- What you have to do:
Reproduce every one of the following records word for word, leaving out the pictures.

[Labeled region records]
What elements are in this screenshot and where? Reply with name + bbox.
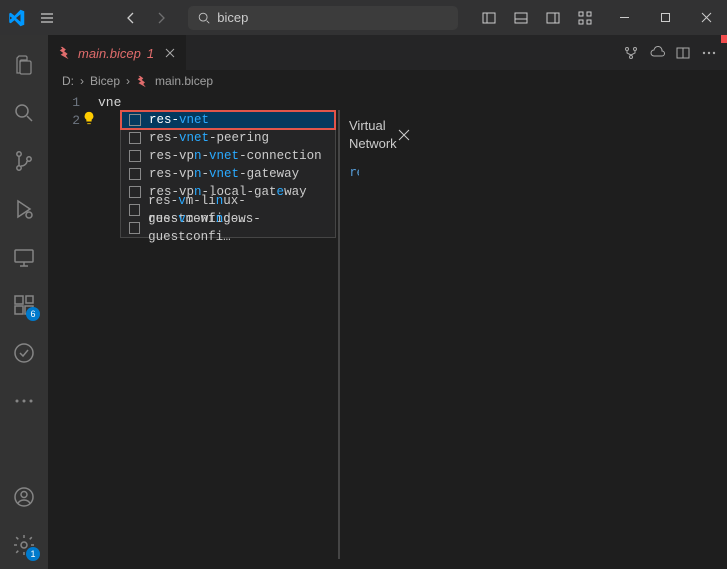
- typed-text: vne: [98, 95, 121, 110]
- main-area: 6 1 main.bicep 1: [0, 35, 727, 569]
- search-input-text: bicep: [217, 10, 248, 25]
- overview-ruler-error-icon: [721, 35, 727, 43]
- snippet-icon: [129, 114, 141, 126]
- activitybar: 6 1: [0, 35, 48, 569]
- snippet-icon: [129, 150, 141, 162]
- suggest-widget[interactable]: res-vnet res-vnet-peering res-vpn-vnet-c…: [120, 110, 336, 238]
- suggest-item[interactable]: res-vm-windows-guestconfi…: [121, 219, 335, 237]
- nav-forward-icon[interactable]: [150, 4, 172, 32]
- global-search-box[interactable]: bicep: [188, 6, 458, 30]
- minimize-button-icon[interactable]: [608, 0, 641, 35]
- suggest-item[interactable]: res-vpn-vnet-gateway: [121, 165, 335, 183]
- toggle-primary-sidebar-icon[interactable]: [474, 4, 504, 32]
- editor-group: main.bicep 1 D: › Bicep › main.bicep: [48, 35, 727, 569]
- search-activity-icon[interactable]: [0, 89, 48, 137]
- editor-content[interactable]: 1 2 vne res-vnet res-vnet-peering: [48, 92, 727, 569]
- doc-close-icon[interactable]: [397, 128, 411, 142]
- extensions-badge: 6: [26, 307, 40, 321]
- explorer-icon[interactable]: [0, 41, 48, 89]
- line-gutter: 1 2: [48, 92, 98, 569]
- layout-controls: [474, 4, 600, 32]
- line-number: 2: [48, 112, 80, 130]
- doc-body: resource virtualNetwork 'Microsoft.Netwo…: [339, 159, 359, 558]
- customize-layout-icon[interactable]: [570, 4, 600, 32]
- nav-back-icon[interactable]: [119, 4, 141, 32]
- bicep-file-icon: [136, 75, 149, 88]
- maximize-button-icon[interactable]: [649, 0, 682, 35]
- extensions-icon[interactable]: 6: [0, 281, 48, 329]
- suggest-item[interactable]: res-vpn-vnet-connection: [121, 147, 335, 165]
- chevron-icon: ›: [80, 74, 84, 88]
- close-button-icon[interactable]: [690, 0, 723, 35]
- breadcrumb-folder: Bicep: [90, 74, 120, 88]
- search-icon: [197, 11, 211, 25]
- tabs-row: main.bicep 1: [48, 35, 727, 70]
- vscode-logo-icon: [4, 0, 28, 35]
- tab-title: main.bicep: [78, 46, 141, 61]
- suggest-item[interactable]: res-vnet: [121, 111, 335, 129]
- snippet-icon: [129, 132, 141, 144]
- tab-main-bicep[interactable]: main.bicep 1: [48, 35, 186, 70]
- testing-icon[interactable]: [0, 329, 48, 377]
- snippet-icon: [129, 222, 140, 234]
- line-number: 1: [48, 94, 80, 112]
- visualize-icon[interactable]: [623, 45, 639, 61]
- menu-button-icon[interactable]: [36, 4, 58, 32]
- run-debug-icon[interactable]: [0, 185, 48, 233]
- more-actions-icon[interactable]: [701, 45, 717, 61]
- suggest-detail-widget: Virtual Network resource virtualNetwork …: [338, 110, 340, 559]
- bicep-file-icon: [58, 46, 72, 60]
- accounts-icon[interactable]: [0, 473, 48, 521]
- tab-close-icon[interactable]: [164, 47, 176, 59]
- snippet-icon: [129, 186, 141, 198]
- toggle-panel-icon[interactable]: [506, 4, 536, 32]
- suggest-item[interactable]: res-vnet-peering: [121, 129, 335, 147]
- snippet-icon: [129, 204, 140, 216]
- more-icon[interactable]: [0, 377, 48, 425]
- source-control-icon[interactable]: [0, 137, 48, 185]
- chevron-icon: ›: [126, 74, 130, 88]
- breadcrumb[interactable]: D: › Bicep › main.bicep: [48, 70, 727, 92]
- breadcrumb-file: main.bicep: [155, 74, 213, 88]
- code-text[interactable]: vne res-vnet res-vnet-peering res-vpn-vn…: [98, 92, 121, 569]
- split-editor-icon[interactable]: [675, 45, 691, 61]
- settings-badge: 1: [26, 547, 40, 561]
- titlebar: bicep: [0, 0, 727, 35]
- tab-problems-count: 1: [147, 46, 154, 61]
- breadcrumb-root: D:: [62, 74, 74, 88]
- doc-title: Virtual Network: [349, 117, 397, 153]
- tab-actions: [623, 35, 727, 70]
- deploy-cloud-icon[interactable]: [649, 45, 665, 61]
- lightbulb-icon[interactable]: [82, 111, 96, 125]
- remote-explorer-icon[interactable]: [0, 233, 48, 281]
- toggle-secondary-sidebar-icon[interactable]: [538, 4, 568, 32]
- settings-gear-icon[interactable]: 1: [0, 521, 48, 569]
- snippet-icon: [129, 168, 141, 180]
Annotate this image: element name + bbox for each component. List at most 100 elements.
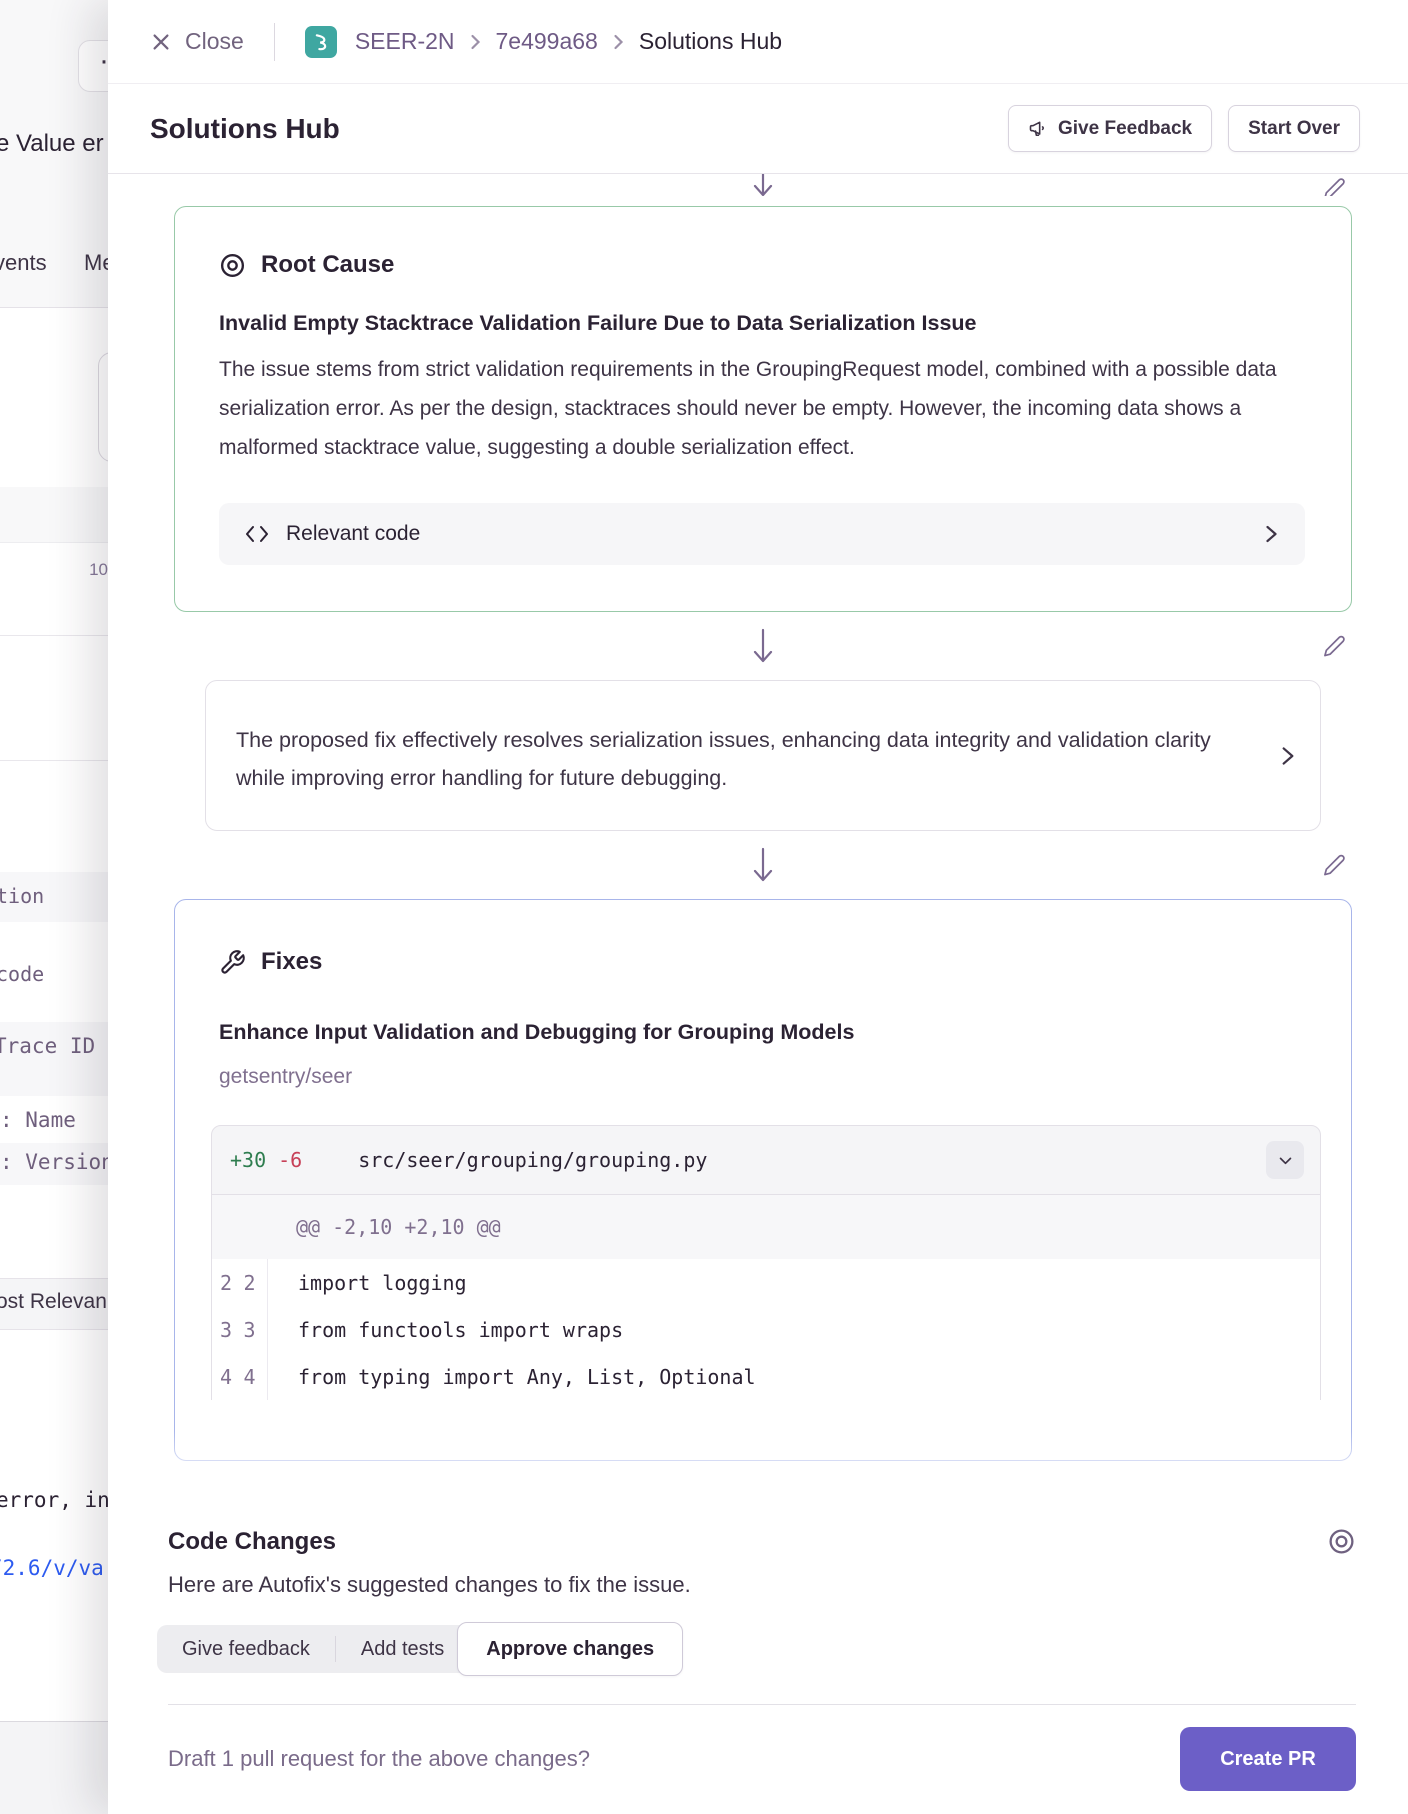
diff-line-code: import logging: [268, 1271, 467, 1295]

- Exercise response:
What elements are in this screenshot and where? Reply with name + bbox.
- typed-text: vne: [98, 95, 121, 110]
- main-area: 6 1 main.bicep 1: [0, 35, 727, 569]
- search-input-text: bicep: [217, 10, 248, 25]
- overview-ruler-error-icon: [721, 35, 727, 43]
- snippet-icon: [129, 114, 141, 126]
- activitybar: 6 1: [0, 35, 48, 569]
- snippet-icon: [129, 150, 141, 162]
- suggest-widget[interactable]: res-vnet res-vnet-peering res-vpn-vnet-c…: [120, 110, 336, 238]
- suggest-item[interactable]: res-vm-windows-guestconfi…: [121, 219, 335, 237]
- nav-forward-icon[interactable]: [150, 4, 172, 32]
- global-search-box[interactable]: bicep: [188, 6, 458, 30]
- minimize-button-icon[interactable]: [608, 0, 641, 35]
- suggest-item[interactable]: res-vpn-vnet-gateway: [121, 165, 335, 183]
- toggle-primary-sidebar-icon[interactable]: [474, 4, 504, 32]
- editor-group: main.bicep 1 D: › Bicep › main.bicep: [48, 35, 727, 569]
- search-activity-icon[interactable]: [0, 89, 48, 137]
- editor-content[interactable]: 1 2 vne res-vnet res-vnet-peering: [48, 92, 727, 569]
- doc-close-icon[interactable]: [397, 128, 411, 142]
- extensions-badge: 6: [26, 307, 40, 321]
- explorer-icon[interactable]: [0, 41, 48, 89]
- line-gutter: 1 2: [48, 92, 98, 569]
- layout-controls: [474, 4, 600, 32]
- line-number: 2: [48, 112, 80, 130]
- doc-body: resource virtualNetwork 'Microsoft.Netwo…: [339, 159, 359, 558]
- customize-layout-icon[interactable]: [570, 4, 600, 32]
- nav-back-icon[interactable]: [119, 4, 141, 32]
- bicep-file-icon: [136, 75, 149, 88]
- maximize-button-icon[interactable]: [649, 0, 682, 35]
- extensions-icon[interactable]: 6: [0, 281, 48, 329]
- suggest-item[interactable]: res-vpn-vnet-connection: [121, 147, 335, 165]
- chevron-icon: ›: [80, 74, 84, 88]
- close-button-icon[interactable]: [690, 0, 723, 35]
- breadcrumb-folder: Bicep: [90, 74, 120, 88]
- search-icon: [197, 11, 211, 25]
- tabs-row: main.bicep 1: [48, 35, 727, 70]
- vscode-logo-icon: [4, 0, 28, 35]
- tab-title: main.bicep: [78, 46, 141, 61]
- suggest-item[interactable]: res-vnet: [121, 111, 335, 129]
- snippet-icon: [129, 132, 141, 144]
- tab-main-bicep[interactable]: main.bicep 1: [48, 35, 186, 70]
- testing-icon[interactable]: [0, 329, 48, 377]
- snippet-icon: [129, 222, 140, 234]
- line-number: 1: [48, 94, 80, 112]
- visualize-icon[interactable]: [623, 45, 639, 61]
- menu-button-icon[interactable]: [36, 4, 58, 32]
- run-debug-icon[interactable]: [0, 185, 48, 233]
- more-actions-icon[interactable]: [701, 45, 717, 61]
- suggest-detail-widget: Virtual Network resource virtualNetwork …: [338, 110, 340, 559]
- bicep-file-icon: [58, 46, 72, 60]
- accounts-icon[interactable]: [0, 473, 48, 521]
- tab-close-icon[interactable]: [164, 47, 176, 59]
- snippet-icon: [129, 186, 141, 198]
- toggle-panel-icon[interactable]: [506, 4, 536, 32]
- suggest-item[interactable]: res-vnet-peering: [121, 129, 335, 147]
- snippet-icon: [129, 204, 140, 216]
- more-icon[interactable]: [0, 377, 48, 425]
- source-control-icon[interactable]: [0, 137, 48, 185]
- chevron-icon: ›: [126, 74, 130, 88]
- breadcrumb[interactable]: D: › Bicep › main.bicep: [48, 70, 727, 92]
- breadcrumb-file: main.bicep: [155, 74, 213, 88]
- code-text[interactable]: vne res-vnet res-vnet-peering res-vpn-vn…: [98, 92, 121, 569]
- split-editor-icon[interactable]: [675, 45, 691, 61]
- settings-badge: 1: [26, 547, 40, 561]
- titlebar: bicep: [0, 0, 727, 35]
- tab-problems-count: 1: [147, 46, 154, 61]
- breadcrumb-root: D:: [62, 74, 74, 88]
- doc-title: Virtual Network: [349, 117, 397, 153]
- tab-actions: [623, 35, 727, 70]
- deploy-cloud-icon[interactable]: [649, 45, 665, 61]
- lightbulb-icon[interactable]: [82, 111, 96, 125]
- remote-explorer-icon[interactable]: [0, 233, 48, 281]
- toggle-secondary-sidebar-icon[interactable]: [538, 4, 568, 32]
- settings-gear-icon[interactable]: 1: [0, 521, 48, 569]
- snippet-icon: [129, 168, 141, 180]
Annotate this image: element name + bbox for each component. List at most 100 elements.
diff-line-code: import logging: [268, 1271, 467, 1295]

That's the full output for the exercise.